Direction: Among the lines of these entries, how many hold the word "name"? State only the number.

▬▬▬▬▬▬▬▬▬▬

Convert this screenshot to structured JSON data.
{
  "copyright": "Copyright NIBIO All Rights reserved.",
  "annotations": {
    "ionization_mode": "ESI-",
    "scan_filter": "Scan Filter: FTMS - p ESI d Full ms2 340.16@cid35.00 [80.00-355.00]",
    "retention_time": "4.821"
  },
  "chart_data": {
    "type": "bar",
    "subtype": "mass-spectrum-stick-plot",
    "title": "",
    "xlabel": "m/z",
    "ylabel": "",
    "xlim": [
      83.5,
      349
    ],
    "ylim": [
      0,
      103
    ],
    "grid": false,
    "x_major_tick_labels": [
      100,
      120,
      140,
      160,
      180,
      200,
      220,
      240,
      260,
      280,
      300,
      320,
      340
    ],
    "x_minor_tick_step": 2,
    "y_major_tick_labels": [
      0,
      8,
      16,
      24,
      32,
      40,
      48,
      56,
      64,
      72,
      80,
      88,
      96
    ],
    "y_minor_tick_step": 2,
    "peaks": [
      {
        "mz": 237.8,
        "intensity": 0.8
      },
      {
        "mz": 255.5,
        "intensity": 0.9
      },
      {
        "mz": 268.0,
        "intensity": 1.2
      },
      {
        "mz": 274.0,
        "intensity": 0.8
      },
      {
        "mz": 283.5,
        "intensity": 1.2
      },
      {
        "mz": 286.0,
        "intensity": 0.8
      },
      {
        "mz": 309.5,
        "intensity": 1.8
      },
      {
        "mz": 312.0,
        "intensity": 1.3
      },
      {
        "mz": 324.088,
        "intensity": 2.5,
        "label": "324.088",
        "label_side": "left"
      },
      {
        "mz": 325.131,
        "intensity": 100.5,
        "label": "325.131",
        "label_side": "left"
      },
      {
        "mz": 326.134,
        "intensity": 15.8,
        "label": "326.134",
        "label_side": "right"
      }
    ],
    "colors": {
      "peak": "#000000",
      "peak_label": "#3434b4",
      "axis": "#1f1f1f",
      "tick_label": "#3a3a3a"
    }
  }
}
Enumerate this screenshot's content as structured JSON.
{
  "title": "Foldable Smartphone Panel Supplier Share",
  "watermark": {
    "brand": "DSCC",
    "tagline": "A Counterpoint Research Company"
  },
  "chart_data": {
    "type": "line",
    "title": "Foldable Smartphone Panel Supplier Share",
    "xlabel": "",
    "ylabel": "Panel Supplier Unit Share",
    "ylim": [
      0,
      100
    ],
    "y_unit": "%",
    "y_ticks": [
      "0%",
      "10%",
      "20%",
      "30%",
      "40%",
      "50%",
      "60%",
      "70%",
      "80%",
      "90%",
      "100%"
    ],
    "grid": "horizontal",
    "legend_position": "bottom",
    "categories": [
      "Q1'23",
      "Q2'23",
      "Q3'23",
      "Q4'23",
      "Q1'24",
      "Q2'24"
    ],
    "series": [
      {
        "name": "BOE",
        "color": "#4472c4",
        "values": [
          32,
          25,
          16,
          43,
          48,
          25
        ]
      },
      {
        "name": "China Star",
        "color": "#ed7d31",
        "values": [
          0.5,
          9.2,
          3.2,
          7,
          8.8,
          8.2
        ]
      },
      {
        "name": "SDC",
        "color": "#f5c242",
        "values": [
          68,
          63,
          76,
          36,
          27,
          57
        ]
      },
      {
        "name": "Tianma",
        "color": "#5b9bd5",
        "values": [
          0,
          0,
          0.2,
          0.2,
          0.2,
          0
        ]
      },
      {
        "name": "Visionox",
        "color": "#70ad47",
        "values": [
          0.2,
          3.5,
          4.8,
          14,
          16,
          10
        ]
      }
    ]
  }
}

▬▬▬▬▬▬▬▬▬▬

Solution to this exercise: 5